For each line below that includes the word "this", make a copy.

* **Extracted records**:
============================================================
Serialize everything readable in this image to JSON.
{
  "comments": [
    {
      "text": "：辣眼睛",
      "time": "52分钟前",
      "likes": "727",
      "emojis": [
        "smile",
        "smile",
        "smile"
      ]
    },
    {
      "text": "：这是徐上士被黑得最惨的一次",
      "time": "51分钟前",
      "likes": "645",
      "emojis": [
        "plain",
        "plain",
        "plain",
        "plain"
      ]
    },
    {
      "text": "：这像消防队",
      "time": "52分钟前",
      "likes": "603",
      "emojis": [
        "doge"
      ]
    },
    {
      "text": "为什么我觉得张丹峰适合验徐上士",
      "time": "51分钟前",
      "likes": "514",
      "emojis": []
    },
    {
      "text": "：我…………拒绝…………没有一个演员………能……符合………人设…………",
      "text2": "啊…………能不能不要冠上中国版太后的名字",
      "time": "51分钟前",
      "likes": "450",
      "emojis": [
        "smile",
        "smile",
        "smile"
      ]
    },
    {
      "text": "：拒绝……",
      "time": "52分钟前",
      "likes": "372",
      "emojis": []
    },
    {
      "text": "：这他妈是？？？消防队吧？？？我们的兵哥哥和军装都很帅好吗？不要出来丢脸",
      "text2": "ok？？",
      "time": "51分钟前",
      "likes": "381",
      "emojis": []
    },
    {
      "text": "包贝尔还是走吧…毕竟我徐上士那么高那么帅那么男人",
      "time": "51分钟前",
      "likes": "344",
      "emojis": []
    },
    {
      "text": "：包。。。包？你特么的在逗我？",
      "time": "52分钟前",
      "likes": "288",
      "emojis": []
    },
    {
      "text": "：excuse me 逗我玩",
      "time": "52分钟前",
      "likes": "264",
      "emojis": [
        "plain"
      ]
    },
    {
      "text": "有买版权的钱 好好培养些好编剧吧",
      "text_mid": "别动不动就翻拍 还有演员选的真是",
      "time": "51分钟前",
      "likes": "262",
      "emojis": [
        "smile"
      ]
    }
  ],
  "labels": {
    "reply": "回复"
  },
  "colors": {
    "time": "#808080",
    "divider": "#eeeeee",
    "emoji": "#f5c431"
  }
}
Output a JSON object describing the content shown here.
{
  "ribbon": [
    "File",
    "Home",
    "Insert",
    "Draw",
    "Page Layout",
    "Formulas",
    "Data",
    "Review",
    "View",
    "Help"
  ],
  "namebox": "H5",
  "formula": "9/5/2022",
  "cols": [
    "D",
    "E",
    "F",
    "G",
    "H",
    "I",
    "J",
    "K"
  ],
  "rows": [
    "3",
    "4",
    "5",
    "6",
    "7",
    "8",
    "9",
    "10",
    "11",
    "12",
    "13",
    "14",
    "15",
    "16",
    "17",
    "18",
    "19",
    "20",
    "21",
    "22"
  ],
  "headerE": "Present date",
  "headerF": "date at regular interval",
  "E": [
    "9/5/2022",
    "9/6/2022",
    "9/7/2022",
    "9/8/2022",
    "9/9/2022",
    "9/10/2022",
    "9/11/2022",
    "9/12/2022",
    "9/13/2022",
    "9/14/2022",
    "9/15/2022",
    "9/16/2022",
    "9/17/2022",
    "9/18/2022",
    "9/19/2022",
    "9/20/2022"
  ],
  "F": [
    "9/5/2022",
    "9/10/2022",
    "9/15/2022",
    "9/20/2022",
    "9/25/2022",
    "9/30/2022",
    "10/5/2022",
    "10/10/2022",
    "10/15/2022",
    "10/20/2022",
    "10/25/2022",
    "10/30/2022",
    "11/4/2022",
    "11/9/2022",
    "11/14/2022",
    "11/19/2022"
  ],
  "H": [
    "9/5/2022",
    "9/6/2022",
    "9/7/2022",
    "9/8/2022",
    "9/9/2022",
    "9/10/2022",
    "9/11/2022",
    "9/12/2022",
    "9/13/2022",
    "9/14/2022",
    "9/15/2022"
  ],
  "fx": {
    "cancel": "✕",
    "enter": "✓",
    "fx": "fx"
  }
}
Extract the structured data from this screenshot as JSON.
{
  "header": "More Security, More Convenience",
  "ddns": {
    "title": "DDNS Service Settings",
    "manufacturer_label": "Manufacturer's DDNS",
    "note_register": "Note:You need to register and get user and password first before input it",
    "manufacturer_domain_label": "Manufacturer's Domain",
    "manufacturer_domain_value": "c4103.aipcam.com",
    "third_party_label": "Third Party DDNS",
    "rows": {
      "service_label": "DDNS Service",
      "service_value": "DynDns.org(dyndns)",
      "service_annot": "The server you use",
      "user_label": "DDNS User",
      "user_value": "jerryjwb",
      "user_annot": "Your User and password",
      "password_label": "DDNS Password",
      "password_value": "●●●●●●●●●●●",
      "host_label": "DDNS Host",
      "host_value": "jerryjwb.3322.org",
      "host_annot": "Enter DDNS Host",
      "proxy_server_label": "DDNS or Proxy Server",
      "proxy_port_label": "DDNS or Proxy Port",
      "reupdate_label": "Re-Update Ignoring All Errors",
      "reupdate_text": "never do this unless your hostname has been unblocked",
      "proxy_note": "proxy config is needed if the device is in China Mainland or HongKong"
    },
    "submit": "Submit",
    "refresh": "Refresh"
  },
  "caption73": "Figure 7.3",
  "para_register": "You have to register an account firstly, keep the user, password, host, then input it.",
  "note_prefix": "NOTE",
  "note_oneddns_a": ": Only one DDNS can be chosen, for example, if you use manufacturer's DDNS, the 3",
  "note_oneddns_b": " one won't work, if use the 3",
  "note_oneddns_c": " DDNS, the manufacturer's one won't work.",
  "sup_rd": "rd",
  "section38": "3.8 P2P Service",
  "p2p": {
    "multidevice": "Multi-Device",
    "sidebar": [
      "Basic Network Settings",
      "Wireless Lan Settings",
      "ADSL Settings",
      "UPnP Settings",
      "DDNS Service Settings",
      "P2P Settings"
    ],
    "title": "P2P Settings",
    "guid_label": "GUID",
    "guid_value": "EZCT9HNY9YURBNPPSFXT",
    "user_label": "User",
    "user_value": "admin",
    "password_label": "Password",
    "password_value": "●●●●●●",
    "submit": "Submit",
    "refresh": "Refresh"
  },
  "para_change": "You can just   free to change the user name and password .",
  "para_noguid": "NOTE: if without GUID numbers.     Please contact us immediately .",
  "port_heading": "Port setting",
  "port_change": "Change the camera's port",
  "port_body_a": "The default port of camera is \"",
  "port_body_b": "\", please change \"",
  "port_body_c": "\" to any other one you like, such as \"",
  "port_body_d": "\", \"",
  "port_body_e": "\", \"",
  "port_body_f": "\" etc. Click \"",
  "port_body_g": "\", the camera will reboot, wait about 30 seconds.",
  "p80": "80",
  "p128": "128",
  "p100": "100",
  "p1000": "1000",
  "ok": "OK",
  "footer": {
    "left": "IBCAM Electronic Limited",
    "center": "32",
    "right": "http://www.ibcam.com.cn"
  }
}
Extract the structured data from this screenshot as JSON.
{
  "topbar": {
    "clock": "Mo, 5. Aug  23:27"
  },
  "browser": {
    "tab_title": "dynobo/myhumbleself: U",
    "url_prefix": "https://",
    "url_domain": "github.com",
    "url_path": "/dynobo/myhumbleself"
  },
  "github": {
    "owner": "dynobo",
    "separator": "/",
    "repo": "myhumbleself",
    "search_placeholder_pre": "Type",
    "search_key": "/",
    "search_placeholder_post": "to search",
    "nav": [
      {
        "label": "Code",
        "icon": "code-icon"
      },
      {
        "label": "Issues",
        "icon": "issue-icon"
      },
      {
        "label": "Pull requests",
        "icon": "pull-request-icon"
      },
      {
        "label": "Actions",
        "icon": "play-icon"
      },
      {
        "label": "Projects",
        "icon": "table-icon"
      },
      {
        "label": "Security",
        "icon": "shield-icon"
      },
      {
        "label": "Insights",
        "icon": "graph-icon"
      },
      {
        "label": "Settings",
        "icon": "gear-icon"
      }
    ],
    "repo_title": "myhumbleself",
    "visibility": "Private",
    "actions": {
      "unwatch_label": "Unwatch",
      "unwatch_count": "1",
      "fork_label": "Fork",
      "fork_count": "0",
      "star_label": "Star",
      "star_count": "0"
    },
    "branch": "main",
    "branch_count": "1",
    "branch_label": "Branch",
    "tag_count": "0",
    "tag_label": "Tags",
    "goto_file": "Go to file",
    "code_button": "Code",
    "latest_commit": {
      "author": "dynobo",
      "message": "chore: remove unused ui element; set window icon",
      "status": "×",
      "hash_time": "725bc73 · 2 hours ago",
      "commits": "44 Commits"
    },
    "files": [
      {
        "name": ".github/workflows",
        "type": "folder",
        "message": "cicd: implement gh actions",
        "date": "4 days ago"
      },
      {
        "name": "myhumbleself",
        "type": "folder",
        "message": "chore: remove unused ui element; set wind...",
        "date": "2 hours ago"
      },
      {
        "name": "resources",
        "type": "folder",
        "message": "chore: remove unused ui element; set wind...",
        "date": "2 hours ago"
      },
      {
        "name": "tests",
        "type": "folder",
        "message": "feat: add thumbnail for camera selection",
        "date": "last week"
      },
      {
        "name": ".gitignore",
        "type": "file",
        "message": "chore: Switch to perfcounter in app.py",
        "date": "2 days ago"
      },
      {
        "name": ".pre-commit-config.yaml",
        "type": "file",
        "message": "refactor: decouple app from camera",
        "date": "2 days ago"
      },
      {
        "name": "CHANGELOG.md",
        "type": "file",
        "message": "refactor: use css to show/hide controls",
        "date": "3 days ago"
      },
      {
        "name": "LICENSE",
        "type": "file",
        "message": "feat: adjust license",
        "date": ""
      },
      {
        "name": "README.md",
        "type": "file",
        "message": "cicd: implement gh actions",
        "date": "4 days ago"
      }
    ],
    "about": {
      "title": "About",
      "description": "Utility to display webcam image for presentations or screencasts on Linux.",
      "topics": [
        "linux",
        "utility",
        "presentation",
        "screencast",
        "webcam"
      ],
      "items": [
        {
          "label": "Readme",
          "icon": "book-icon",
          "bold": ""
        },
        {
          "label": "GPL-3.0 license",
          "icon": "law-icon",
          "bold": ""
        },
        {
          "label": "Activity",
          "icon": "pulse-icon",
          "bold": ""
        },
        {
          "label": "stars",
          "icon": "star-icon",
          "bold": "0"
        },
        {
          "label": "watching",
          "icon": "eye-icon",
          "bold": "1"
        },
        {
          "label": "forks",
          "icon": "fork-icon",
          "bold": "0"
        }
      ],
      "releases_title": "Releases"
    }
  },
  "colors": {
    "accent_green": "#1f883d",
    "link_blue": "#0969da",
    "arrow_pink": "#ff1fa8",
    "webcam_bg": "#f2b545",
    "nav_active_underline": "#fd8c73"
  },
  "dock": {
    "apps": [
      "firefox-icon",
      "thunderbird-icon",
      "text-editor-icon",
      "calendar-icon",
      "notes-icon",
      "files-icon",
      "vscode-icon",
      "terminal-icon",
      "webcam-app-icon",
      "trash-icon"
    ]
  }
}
============================================================
* **Expected output**:
Serialize everything readable in this image to JSON.
Extract the structured data from this screenshot as JSON.
      "reupdate_text": "never do this unless your hostname has been unblocked",
Extract the structured data from this screenshot as JSON.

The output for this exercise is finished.